Figure contents as structured data

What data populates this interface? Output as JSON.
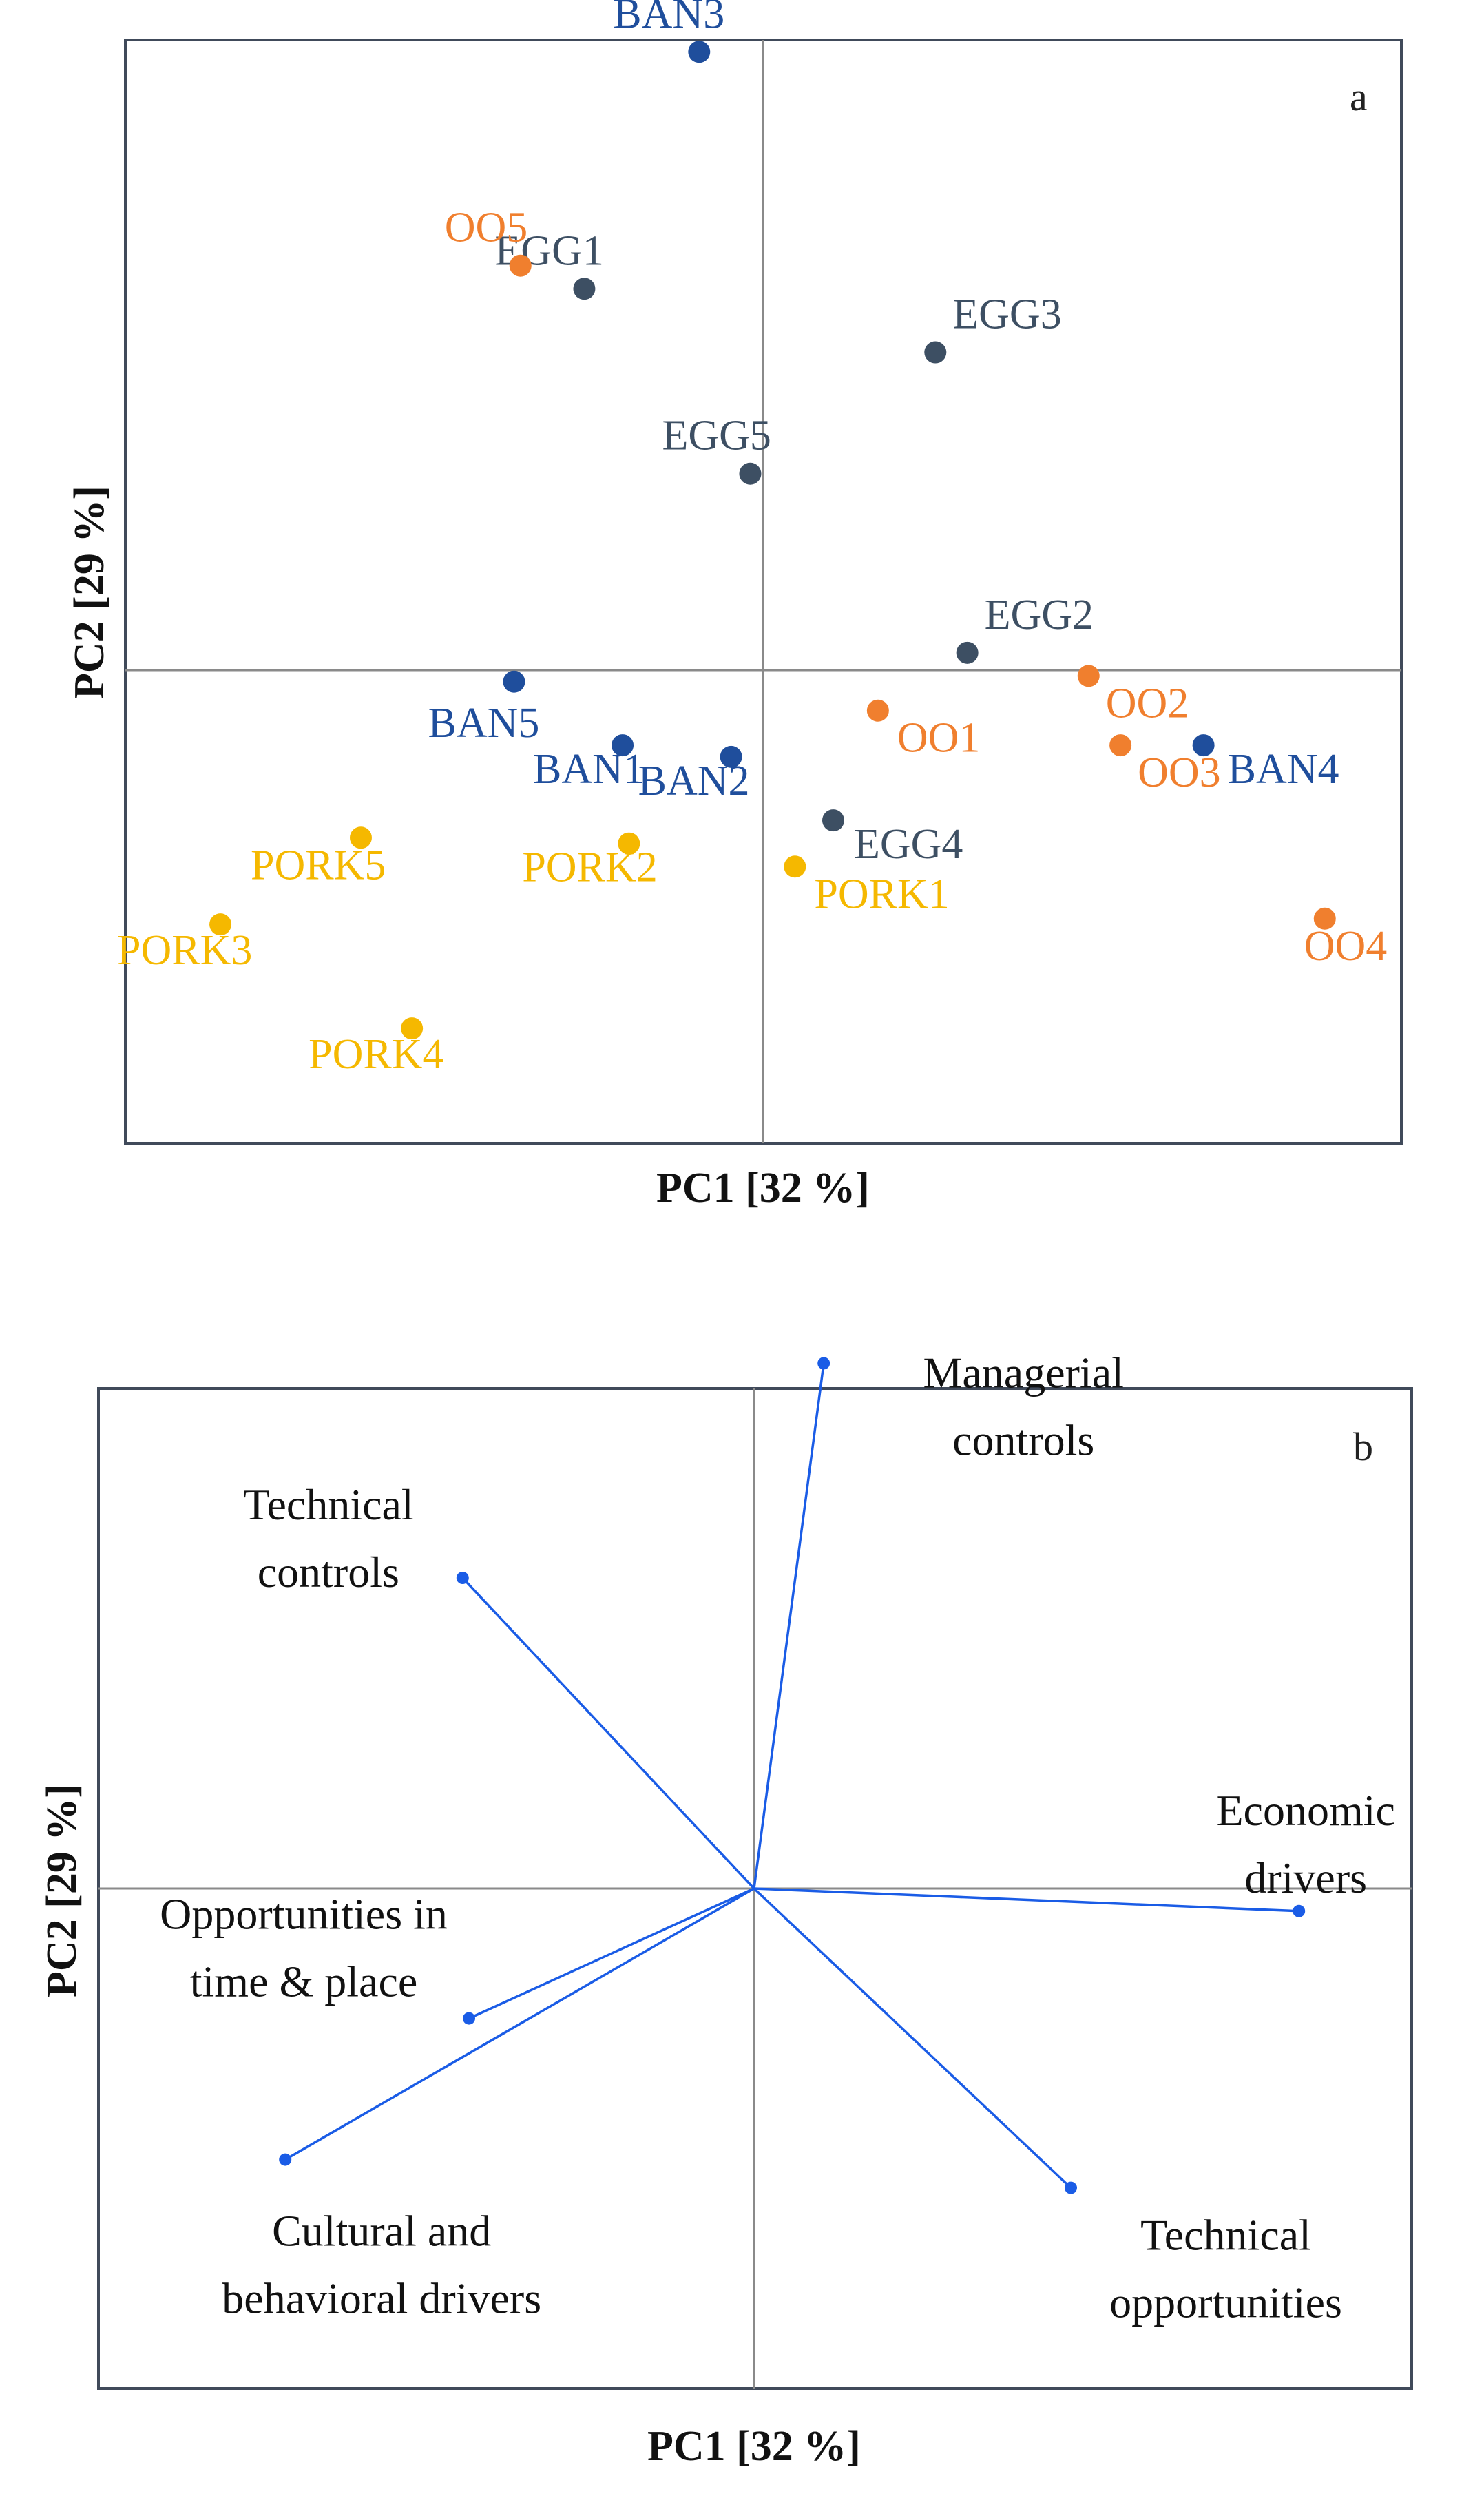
{
  "chart_data": [
    {
      "type": "scatter",
      "panel_label": "a",
      "xlabel": "PC1 [32 %]",
      "ylabel": "PC2 [29 %]",
      "xlim": [
        -1.0,
        1.0
      ],
      "ylim": [
        -1.0,
        1.0
      ],
      "grid": false,
      "axes_at_origin": true,
      "colors": {
        "BAN": "#1f4e9c",
        "EGG": "#3d4f63",
        "OO": "#f07f2e",
        "PORK": "#f5b800"
      },
      "points": [
        {
          "label": "BAN3",
          "group": "BAN",
          "x": -0.1,
          "y": 1.07
        },
        {
          "label": "BAN5",
          "group": "BAN",
          "x": -0.39,
          "y": -0.02
        },
        {
          "label": "BAN1",
          "group": "BAN",
          "x": -0.22,
          "y": -0.13
        },
        {
          "label": "BAN2",
          "group": "BAN",
          "x": -0.05,
          "y": -0.15
        },
        {
          "label": "BAN4",
          "group": "BAN",
          "x": 0.69,
          "y": -0.13
        },
        {
          "label": "EGG1",
          "group": "EGG",
          "x": -0.28,
          "y": 0.66
        },
        {
          "label": "EGG3",
          "group": "EGG",
          "x": 0.27,
          "y": 0.55
        },
        {
          "label": "EGG5",
          "group": "EGG",
          "x": -0.02,
          "y": 0.34
        },
        {
          "label": "EGG2",
          "group": "EGG",
          "x": 0.32,
          "y": 0.03
        },
        {
          "label": "EGG4",
          "group": "EGG",
          "x": 0.11,
          "y": -0.26
        },
        {
          "label": "OO5",
          "group": "OO",
          "x": -0.38,
          "y": 0.7
        },
        {
          "label": "OO1",
          "group": "OO",
          "x": 0.18,
          "y": -0.07
        },
        {
          "label": "OO2",
          "group": "OO",
          "x": 0.51,
          "y": -0.01
        },
        {
          "label": "OO3",
          "group": "OO",
          "x": 0.56,
          "y": -0.13
        },
        {
          "label": "OO4",
          "group": "OO",
          "x": 0.88,
          "y": -0.43
        },
        {
          "label": "PORK5",
          "group": "PORK",
          "x": -0.63,
          "y": -0.29
        },
        {
          "label": "PORK2",
          "group": "PORK",
          "x": -0.21,
          "y": -0.3
        },
        {
          "label": "PORK1",
          "group": "PORK",
          "x": 0.05,
          "y": -0.34
        },
        {
          "label": "PORK3",
          "group": "PORK",
          "x": -0.85,
          "y": -0.44
        },
        {
          "label": "PORK4",
          "group": "PORK",
          "x": -0.55,
          "y": -0.62
        }
      ]
    },
    {
      "type": "biplot",
      "panel_label": "b",
      "xlabel": "PC1 [32 %]",
      "ylabel": "PC2 [29 %]",
      "xlim": [
        -1.0,
        1.0
      ],
      "ylim": [
        -1.0,
        1.0
      ],
      "grid": false,
      "axes_at_origin": true,
      "vector_color": "#1a5ce6",
      "vectors": [
        {
          "label": [
            "Managerial",
            "controls"
          ],
          "x": 0.11,
          "y": 0.93
        },
        {
          "label": [
            "Technical",
            "controls"
          ],
          "x": -0.46,
          "y": 0.55
        },
        {
          "label": [
            "Economic",
            "drivers"
          ],
          "x": 0.86,
          "y": -0.04
        },
        {
          "label": [
            "Opportunities in",
            "time & place"
          ],
          "x": -0.45,
          "y": -0.23
        },
        {
          "label": [
            "Cultural and",
            "behavioral drivers"
          ],
          "x": -0.74,
          "y": -0.48
        },
        {
          "label": [
            "Technical",
            "opportunities"
          ],
          "x": 0.5,
          "y": -0.53
        }
      ]
    }
  ]
}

* Short task: Quote every record above exactly, leaving out any pictures.

* Answer to this problem:
What data populates this interface? Output as JSON.
{
  "chart_data": [
    {
      "type": "scatter",
      "panel_label": "a",
      "xlabel": "PC1 [32 %]",
      "ylabel": "PC2 [29 %]",
      "xlim": [
        -1.0,
        1.0
      ],
      "ylim": [
        -1.0,
        1.0
      ],
      "grid": false,
      "axes_at_origin": true,
      "colors": {
        "BAN": "#1f4e9c",
        "EGG": "#3d4f63",
        "OO": "#f07f2e",
        "PORK": "#f5b800"
      },
      "points": [
        {
          "label": "BAN3",
          "group": "BAN",
          "x": -0.1,
          "y": 1.07
        },
        {
          "label": "BAN5",
          "group": "BAN",
          "x": -0.39,
          "y": -0.02
        },
        {
          "label": "BAN1",
          "group": "BAN",
          "x": -0.22,
          "y": -0.13
        },
        {
          "label": "BAN2",
          "group": "BAN",
          "x": -0.05,
          "y": -0.15
        },
        {
          "label": "BAN4",
          "group": "BAN",
          "x": 0.69,
          "y": -0.13
        },
        {
          "label": "EGG1",
          "group": "EGG",
          "x": -0.28,
          "y": 0.66
        },
        {
          "label": "EGG3",
          "group": "EGG",
          "x": 0.27,
          "y": 0.55
        },
        {
          "label": "EGG5",
          "group": "EGG",
          "x": -0.02,
          "y": 0.34
        },
        {
          "label": "EGG2",
          "group": "EGG",
          "x": 0.32,
          "y": 0.03
        },
        {
          "label": "EGG4",
          "group": "EGG",
          "x": 0.11,
          "y": -0.26
        },
        {
          "label": "OO5",
          "group": "OO",
          "x": -0.38,
          "y": 0.7
        },
        {
          "label": "OO1",
          "group": "OO",
          "x": 0.18,
          "y": -0.07
        },
        {
          "label": "OO2",
          "group": "OO",
          "x": 0.51,
          "y": -0.01
        },
        {
          "label": "OO3",
          "group": "OO",
          "x": 0.56,
          "y": -0.13
        },
        {
          "label": "OO4",
          "group": "OO",
          "x": 0.88,
          "y": -0.43
        },
        {
          "label": "PORK5",
          "group": "PORK",
          "x": -0.63,
          "y": -0.29
        },
        {
          "label": "PORK2",
          "group": "PORK",
          "x": -0.21,
          "y": -0.3
        },
        {
          "label": "PORK1",
          "group": "PORK",
          "x": 0.05,
          "y": -0.34
        },
        {
          "label": "PORK3",
          "group": "PORK",
          "x": -0.85,
          "y": -0.44
        },
        {
          "label": "PORK4",
          "group": "PORK",
          "x": -0.55,
          "y": -0.62
        }
      ]
    },
    {
      "type": "biplot",
      "panel_label": "b",
      "xlabel": "PC1 [32 %]",
      "ylabel": "PC2 [29 %]",
      "xlim": [
        -1.0,
        1.0
      ],
      "ylim": [
        -1.0,
        1.0
      ],
      "grid": false,
      "axes_at_origin": true,
      "vector_color": "#1a5ce6",
      "vectors": [
        {
          "label": [
            "Managerial",
            "controls"
          ],
          "x": 0.11,
          "y": 0.93
        },
        {
          "label": [
            "Technical",
            "controls"
          ],
          "x": -0.46,
          "y": 0.55
        },
        {
          "label": [
            "Economic",
            "drivers"
          ],
          "x": 0.86,
          "y": -0.04
        },
        {
          "label": [
            "Opportunities in",
            "time & place"
          ],
          "x": -0.45,
          "y": -0.23
        },
        {
          "label": [
            "Cultural and",
            "behavioral drivers"
          ],
          "x": -0.74,
          "y": -0.48
        },
        {
          "label": [
            "Technical",
            "opportunities"
          ],
          "x": 0.5,
          "y": -0.53
        }
      ]
    }
  ]
}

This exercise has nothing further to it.